Written instruction ▸ Pull each line holding "type" out of the entries below.

Records for processing ▸
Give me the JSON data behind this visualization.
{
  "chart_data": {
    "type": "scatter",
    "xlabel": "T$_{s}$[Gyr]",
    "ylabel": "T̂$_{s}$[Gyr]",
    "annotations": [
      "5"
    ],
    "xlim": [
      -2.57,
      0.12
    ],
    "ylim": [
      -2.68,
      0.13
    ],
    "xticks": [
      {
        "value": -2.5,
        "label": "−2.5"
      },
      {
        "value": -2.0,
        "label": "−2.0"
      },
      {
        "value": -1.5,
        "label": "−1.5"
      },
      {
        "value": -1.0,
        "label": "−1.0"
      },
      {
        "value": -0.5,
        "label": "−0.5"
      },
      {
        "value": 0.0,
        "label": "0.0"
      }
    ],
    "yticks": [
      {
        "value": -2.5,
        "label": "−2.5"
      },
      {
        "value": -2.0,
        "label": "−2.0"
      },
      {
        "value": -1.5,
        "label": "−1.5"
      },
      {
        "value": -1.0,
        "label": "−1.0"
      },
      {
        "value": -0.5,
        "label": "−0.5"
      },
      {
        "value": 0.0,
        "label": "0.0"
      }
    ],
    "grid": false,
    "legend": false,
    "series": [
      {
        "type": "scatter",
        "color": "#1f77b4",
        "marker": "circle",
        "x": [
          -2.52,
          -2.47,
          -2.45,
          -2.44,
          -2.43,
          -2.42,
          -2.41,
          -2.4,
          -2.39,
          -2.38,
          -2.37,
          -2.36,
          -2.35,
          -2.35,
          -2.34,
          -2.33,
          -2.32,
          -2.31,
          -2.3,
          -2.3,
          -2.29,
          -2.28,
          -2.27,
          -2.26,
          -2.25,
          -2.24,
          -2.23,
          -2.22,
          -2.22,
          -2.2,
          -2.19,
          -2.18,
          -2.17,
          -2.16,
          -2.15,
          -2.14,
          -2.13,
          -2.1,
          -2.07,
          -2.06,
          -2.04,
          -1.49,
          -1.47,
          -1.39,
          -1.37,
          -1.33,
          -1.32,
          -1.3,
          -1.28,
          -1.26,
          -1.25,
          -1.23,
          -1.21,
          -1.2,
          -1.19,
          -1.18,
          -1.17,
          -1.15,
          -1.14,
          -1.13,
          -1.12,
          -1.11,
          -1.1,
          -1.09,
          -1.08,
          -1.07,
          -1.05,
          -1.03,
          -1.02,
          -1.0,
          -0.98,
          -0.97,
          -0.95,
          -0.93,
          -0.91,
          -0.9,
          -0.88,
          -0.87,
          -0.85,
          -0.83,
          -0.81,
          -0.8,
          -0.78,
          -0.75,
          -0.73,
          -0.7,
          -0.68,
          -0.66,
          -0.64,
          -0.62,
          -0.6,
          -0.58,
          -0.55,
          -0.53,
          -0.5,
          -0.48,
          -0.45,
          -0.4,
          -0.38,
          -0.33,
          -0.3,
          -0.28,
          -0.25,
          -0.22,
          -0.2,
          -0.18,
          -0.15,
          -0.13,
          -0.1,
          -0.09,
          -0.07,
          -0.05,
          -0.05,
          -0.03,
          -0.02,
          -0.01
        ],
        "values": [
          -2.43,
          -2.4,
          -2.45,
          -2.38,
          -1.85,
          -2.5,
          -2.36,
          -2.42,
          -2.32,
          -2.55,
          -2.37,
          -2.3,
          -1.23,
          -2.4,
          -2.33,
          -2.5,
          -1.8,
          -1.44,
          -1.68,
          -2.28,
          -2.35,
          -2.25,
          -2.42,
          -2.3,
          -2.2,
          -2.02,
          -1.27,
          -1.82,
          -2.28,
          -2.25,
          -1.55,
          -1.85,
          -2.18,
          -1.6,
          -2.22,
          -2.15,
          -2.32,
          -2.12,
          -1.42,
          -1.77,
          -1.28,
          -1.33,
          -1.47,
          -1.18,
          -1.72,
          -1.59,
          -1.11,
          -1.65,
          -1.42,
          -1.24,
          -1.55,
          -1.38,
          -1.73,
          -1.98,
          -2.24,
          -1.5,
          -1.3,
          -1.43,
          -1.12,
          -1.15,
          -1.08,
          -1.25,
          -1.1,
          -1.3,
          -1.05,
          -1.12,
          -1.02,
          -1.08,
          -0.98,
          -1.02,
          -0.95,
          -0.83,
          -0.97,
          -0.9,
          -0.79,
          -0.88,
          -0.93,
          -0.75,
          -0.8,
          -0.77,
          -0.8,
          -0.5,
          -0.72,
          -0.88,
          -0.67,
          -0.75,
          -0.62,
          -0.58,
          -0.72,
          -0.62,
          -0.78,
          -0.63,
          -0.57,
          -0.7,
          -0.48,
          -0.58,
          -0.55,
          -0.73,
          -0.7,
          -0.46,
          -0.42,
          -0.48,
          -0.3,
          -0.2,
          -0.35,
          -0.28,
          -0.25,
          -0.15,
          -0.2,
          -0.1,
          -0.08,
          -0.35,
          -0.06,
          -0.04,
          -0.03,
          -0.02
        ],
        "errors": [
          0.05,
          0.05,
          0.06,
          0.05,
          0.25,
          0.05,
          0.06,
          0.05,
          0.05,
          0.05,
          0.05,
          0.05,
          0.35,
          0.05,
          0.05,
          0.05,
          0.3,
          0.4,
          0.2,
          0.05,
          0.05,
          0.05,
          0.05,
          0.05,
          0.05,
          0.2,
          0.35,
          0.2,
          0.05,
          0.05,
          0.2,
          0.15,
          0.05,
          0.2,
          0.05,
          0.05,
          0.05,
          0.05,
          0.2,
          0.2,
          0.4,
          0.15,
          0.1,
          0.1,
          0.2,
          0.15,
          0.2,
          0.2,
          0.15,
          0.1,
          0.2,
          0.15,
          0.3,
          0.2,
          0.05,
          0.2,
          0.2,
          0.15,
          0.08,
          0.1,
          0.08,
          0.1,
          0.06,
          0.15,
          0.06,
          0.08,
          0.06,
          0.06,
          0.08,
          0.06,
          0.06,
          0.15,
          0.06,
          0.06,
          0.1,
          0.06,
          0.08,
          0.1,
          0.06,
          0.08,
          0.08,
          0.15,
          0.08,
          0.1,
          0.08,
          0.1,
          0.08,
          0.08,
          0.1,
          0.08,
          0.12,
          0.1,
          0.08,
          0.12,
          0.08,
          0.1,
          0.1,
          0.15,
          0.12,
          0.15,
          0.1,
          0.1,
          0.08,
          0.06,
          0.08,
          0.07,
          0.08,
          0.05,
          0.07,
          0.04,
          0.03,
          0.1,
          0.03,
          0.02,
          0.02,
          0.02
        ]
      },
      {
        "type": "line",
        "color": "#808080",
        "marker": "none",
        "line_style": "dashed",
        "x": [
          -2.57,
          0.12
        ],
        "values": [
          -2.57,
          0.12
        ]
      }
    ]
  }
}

Response to the exercise ▸
    "type": "scatter",
        "type": "scatter",
        "type": "line",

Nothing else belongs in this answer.